Directions for this task
Return a copy of every line in the records that includes the word "apache".

Provided records
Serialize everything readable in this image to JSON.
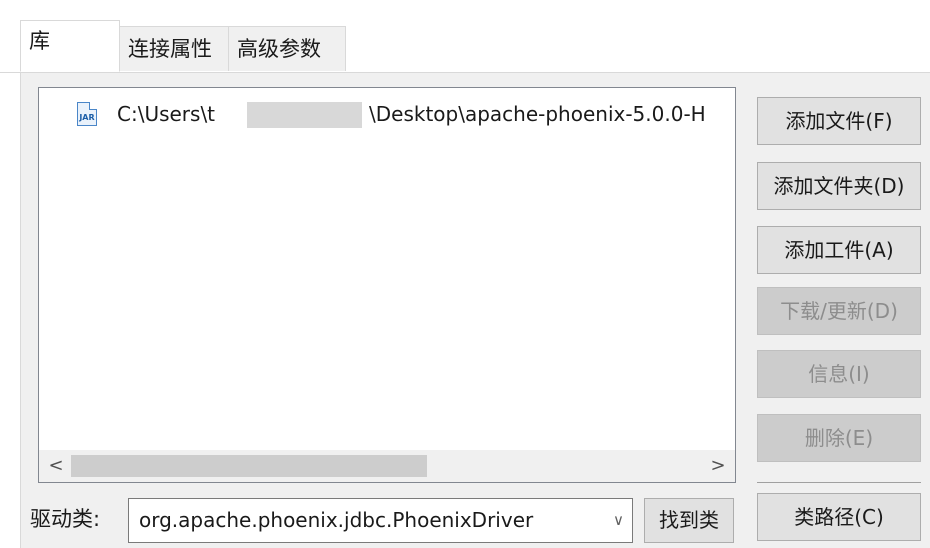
{
  "tabs": [
    {
      "label": "库",
      "active": true
    },
    {
      "label": "连接属性",
      "active": false
    },
    {
      "label": "高级参数",
      "active": false
    }
  ],
  "library": {
    "items": [
      {
        "icon": "jar-file-icon",
        "icon_text": "JAR",
        "path_start": "C:\\Users\\t",
        "path_end": "\\Desktop\\apache-phoenix-5.0.0-H"
      }
    ],
    "scroll_left": "<",
    "scroll_right": ">"
  },
  "buttons": {
    "add_file": "添加文件(F)",
    "add_folder": "添加文件夹(D)",
    "add_artifact": "添加工件(A)",
    "download_update": "下载/更新(D)",
    "info": "信息(I)",
    "delete": "删除(E)",
    "classpath": "类路径(C)"
  },
  "driver": {
    "label": "驱动类:",
    "value": "org.apache.phoenix.jdbc.PhoenixDriver",
    "find_class": "找到类"
  },
  "colors": {
    "panel_bg": "#f0f0f0",
    "button_bg": "#e1e1e1",
    "disabled_text": "#8d8d8d",
    "icon_blue": "#4a86c8"
  }
}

Reply
        "path_end": "\\Desktop\\apache-phoenix-5.0.0-H"
    "value": "org.apache.phoenix.jdbc.PhoenixDriver",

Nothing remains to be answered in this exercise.